The lines to extract begin at the one containing "Read all visible content and emit it as JSON." and run to the end of the listing; set them down exactly and alone.

--- begin Given data ---

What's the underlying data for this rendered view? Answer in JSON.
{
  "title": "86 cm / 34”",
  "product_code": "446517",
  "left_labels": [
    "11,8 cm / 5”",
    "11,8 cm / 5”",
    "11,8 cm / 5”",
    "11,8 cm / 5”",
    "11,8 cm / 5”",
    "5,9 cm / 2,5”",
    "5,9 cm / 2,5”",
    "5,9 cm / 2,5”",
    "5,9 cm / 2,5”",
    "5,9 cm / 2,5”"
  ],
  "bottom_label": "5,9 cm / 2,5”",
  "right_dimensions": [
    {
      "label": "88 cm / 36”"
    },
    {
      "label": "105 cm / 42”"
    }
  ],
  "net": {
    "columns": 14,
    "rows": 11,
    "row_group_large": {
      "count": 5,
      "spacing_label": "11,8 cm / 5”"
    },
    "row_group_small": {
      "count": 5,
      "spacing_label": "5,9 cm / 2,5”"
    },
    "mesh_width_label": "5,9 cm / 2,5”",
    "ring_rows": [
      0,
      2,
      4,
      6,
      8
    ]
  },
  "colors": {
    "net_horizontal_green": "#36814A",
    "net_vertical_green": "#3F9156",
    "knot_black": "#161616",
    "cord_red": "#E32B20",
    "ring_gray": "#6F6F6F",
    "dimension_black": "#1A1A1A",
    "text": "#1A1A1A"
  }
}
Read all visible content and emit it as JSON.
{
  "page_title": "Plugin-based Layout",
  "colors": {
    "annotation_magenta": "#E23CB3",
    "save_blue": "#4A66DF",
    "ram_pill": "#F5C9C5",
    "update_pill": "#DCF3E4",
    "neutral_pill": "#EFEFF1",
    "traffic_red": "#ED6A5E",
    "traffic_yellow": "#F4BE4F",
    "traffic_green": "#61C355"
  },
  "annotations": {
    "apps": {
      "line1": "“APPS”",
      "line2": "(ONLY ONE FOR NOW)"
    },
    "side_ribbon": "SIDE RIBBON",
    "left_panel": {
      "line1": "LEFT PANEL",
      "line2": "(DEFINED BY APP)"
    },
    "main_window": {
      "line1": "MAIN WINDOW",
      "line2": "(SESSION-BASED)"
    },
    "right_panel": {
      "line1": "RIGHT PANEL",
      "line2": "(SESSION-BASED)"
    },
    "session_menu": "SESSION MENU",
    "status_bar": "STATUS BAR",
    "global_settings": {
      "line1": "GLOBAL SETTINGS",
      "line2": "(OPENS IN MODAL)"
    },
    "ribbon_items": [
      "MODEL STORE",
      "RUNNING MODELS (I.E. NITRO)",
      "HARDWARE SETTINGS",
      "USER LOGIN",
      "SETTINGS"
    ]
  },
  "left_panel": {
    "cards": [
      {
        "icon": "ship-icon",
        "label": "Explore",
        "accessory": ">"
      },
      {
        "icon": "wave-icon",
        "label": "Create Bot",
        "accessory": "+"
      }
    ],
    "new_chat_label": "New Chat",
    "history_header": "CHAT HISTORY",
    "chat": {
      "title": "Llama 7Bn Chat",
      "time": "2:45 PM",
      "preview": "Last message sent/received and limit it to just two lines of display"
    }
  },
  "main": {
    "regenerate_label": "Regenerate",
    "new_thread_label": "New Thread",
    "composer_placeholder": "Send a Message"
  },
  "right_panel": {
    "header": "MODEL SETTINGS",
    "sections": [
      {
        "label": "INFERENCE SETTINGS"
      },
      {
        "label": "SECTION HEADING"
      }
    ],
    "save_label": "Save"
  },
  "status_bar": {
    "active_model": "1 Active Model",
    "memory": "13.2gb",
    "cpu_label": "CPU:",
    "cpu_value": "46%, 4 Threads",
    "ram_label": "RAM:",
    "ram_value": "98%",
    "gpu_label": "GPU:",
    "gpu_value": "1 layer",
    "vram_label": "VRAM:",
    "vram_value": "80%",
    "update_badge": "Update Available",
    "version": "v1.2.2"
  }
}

--- end Given data ---

- Task output
Read all visible content and emit it as JSON.
{
  "page_title": "Plugin-based Layout",
  "colors": {
    "annotation_magenta": "#E23CB3",
    "save_blue": "#4A66DF",
    "ram_pill": "#F5C9C5",
    "update_pill": "#DCF3E4",
    "neutral_pill": "#EFEFF1",
    "traffic_red": "#ED6A5E",
    "traffic_yellow": "#F4BE4F",
    "traffic_green": "#61C355"
  },
  "annotations": {
    "apps": {
      "line1": "“APPS”",
      "line2": "(ONLY ONE FOR NOW)"
    },
    "side_ribbon": "SIDE RIBBON",
    "left_panel": {
      "line1": "LEFT PANEL",
      "line2": "(DEFINED BY APP)"
    },
    "main_window": {
      "line1": "MAIN WINDOW",
      "line2": "(SESSION-BASED)"
    },
    "right_panel": {
      "line1": "RIGHT PANEL",
      "line2": "(SESSION-BASED)"
    },
    "session_menu": "SESSION MENU",
    "status_bar": "STATUS BAR",
    "global_settings": {
      "line1": "GLOBAL SETTINGS",
      "line2": "(OPENS IN MODAL)"
    },
    "ribbon_items": [
      "MODEL STORE",
      "RUNNING MODELS (I.E. NITRO)",
      "HARDWARE SETTINGS",
      "USER LOGIN",
      "SETTINGS"
    ]
  },
  "left_panel": {
    "cards": [
      {
        "icon": "ship-icon",
        "label": "Explore",
        "accessory": ">"
      },
      {
        "icon": "wave-icon",
        "label": "Create Bot",
        "accessory": "+"
      }
    ],
    "new_chat_label": "New Chat",
    "history_header": "CHAT HISTORY",
    "chat": {
      "title": "Llama 7Bn Chat",
      "time": "2:45 PM",
      "preview": "Last message sent/received and limit it to just two lines of display"
    }
  },
  "main": {
    "regenerate_label": "Regenerate",
    "new_thread_label": "New Thread",
    "composer_placeholder": "Send a Message"
  },
  "right_panel": {
    "header": "MODEL SETTINGS",
    "sections": [
      {
        "label": "INFERENCE SETTINGS"
      },
      {
        "label": "SECTION HEADING"
      }
    ],
    "save_label": "Save"
  },
  "status_bar": {
    "active_model": "1 Active Model",
    "memory": "13.2gb",
    "cpu_label": "CPU:",
    "cpu_value": "46%, 4 Threads",
    "ram_label": "RAM:",
    "ram_value": "98%",
    "gpu_label": "GPU:",
    "gpu_value": "1 layer",
    "vram_label": "VRAM:",
    "vram_value": "80%",
    "update_badge": "Update Available",
    "version": "v1.2.2"
  }
}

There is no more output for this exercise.